Copy all records verbatim.
## Start
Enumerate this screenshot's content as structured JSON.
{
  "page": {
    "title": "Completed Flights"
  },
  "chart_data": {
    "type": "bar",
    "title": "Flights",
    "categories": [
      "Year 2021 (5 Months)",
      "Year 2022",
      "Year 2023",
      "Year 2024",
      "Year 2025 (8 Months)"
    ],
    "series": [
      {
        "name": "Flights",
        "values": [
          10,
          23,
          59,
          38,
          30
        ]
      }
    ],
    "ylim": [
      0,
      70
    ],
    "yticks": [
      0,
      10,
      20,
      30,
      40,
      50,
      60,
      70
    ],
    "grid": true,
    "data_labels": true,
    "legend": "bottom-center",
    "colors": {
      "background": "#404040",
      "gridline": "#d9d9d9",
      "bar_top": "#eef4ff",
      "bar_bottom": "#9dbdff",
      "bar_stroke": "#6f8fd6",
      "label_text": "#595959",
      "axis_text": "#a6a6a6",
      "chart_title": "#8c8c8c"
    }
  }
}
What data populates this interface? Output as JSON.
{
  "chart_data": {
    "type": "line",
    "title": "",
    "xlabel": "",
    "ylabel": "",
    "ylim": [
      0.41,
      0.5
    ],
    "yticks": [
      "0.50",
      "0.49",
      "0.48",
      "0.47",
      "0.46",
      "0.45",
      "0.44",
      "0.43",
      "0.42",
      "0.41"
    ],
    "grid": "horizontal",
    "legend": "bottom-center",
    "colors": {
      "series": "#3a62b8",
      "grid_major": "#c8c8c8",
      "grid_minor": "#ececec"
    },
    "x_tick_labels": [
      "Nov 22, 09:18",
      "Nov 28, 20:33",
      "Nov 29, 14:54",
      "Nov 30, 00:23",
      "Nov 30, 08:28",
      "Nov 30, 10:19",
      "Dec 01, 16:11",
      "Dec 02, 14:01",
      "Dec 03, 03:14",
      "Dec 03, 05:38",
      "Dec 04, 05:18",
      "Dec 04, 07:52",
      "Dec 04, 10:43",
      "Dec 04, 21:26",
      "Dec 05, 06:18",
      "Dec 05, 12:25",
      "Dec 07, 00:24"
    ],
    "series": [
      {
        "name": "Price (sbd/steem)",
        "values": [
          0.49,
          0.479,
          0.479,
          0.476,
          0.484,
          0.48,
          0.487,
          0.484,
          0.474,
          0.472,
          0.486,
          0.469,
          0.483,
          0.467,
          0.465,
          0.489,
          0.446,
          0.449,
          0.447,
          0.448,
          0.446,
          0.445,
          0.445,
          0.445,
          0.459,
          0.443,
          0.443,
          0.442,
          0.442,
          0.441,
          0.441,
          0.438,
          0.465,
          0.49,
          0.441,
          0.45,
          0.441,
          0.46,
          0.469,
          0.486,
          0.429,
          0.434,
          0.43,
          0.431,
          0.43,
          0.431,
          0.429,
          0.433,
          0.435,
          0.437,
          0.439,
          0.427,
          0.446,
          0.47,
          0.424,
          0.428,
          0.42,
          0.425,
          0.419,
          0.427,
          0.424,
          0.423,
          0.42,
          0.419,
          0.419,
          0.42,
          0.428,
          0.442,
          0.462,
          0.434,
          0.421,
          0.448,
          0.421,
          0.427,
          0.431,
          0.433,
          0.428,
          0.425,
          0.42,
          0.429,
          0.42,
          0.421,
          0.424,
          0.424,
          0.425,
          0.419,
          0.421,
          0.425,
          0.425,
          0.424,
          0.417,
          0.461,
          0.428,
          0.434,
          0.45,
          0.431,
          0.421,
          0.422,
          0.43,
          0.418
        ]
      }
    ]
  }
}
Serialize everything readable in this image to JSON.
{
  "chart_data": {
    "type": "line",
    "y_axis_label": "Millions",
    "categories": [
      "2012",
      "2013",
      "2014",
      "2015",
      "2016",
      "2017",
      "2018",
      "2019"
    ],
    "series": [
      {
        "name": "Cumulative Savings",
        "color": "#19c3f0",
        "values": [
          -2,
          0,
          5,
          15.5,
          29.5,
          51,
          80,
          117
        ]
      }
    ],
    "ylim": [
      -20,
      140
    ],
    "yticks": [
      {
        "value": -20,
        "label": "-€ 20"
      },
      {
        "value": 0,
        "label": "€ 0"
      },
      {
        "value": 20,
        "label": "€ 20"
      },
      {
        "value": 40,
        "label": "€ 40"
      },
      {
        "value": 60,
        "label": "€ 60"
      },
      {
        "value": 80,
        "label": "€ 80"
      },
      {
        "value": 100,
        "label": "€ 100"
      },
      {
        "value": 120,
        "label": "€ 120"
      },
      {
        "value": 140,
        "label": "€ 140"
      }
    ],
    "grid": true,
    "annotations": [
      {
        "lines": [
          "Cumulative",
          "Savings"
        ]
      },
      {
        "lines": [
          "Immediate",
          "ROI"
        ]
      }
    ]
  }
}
## End
** Reply **
Enumerate this screenshot's content as structured JSON.
{
  "page": {
    "title": "Completed Flights"
  },
  "chart_data": {
    "type": "bar",
    "title": "Flights",
    "categories": [
      "Year 2021 (5 Months)",
      "Year 2022",
      "Year 2023",
      "Year 2024",
      "Year 2025 (8 Months)"
    ],
    "series": [
      {
        "name": "Flights",
        "values": [
          10,
          23,
          59,
          38,
          30
        ]
      }
    ],
    "ylim": [
      0,
      70
    ],
    "yticks": [
      0,
      10,
      20,
      30,
      40,
      50,
      60,
      70
    ],
    "grid": true,
    "data_labels": true,
    "legend": "bottom-center",
    "colors": {
      "background": "#404040",
      "gridline": "#d9d9d9",
      "bar_top": "#eef4ff",
      "bar_bottom": "#9dbdff",
      "bar_stroke": "#6f8fd6",
      "label_text": "#595959",
      "axis_text": "#a6a6a6",
      "chart_title": "#8c8c8c"
    }
  }
}
What data populates this interface? Output as JSON.
{
  "chart_data": {
    "type": "line",
    "title": "",
    "xlabel": "",
    "ylabel": "",
    "ylim": [
      0.41,
      0.5
    ],
    "yticks": [
      "0.50",
      "0.49",
      "0.48",
      "0.47",
      "0.46",
      "0.45",
      "0.44",
      "0.43",
      "0.42",
      "0.41"
    ],
    "grid": "horizontal",
    "legend": "bottom-center",
    "colors": {
      "series": "#3a62b8",
      "grid_major": "#c8c8c8",
      "grid_minor": "#ececec"
    },
    "x_tick_labels": [
      "Nov 22, 09:18",
      "Nov 28, 20:33",
      "Nov 29, 14:54",
      "Nov 30, 00:23",
      "Nov 30, 08:28",
      "Nov 30, 10:19",
      "Dec 01, 16:11",
      "Dec 02, 14:01",
      "Dec 03, 03:14",
      "Dec 03, 05:38",
      "Dec 04, 05:18",
      "Dec 04, 07:52",
      "Dec 04, 10:43",
      "Dec 04, 21:26",
      "Dec 05, 06:18",
      "Dec 05, 12:25",
      "Dec 07, 00:24"
    ],
    "series": [
      {
        "name": "Price (sbd/steem)",
        "values": [
          0.49,
          0.479,
          0.479,
          0.476,
          0.484,
          0.48,
          0.487,
          0.484,
          0.474,
          0.472,
          0.486,
          0.469,
          0.483,
          0.467,
          0.465,
          0.489,
          0.446,
          0.449,
          0.447,
          0.448,
          0.446,
          0.445,
          0.445,
          0.445,
          0.459,
          0.443,
          0.443,
          0.442,
          0.442,
          0.441,
          0.441,
          0.438,
          0.465,
          0.49,
          0.441,
          0.45,
          0.441,
          0.46,
          0.469,
          0.486,
          0.429,
          0.434,
          0.43,
          0.431,
          0.43,
          0.431,
          0.429,
          0.433,
          0.435,
          0.437,
          0.439,
          0.427,
          0.446,
          0.47,
          0.424,
          0.428,
          0.42,
          0.425,
          0.419,
          0.427,
          0.424,
          0.423,
          0.42,
          0.419,
          0.419,
          0.42,
          0.428,
          0.442,
          0.462,
          0.434,
          0.421,
          0.448,
          0.421,
          0.427,
          0.431,
          0.433,
          0.428,
          0.425,
          0.42,
          0.429,
          0.42,
          0.421,
          0.424,
          0.424,
          0.425,
          0.419,
          0.421,
          0.425,
          0.425,
          0.424,
          0.417,
          0.461,
          0.428,
          0.434,
          0.45,
          0.431,
          0.421,
          0.422,
          0.43,
          0.418
        ]
      }
    ]
  }
}
Serialize everything readable in this image to JSON.
{
  "chart_data": {
    "type": "line",
    "y_axis_label": "Millions",
    "categories": [
      "2012",
      "2013",
      "2014",
      "2015",
      "2016",
      "2017",
      "2018",
      "2019"
    ],
    "series": [
      {
        "name": "Cumulative Savings",
        "color": "#19c3f0",
        "values": [
          -2,
          0,
          5,
          15.5,
          29.5,
          51,
          80,
          117
        ]
      }
    ],
    "ylim": [
      -20,
      140
    ],
    "yticks": [
      {
        "value": -20,
        "label": "-€ 20"
      },
      {
        "value": 0,
        "label": "€ 0"
      },
      {
        "value": 20,
        "label": "€ 20"
      },
      {
        "value": 40,
        "label": "€ 40"
      },
      {
        "value": 60,
        "label": "€ 60"
      },
      {
        "value": 80,
        "label": "€ 80"
      },
      {
        "value": 100,
        "label": "€ 100"
      },
      {
        "value": 120,
        "label": "€ 120"
      },
      {
        "value": 140,
        "label": "€ 140"
      }
    ],
    "grid": true,
    "annotations": [
      {
        "lines": [
          "Cumulative",
          "Savings"
        ]
      },
      {
        "lines": [
          "Immediate",
          "ROI"
        ]
      }
    ]
  }
}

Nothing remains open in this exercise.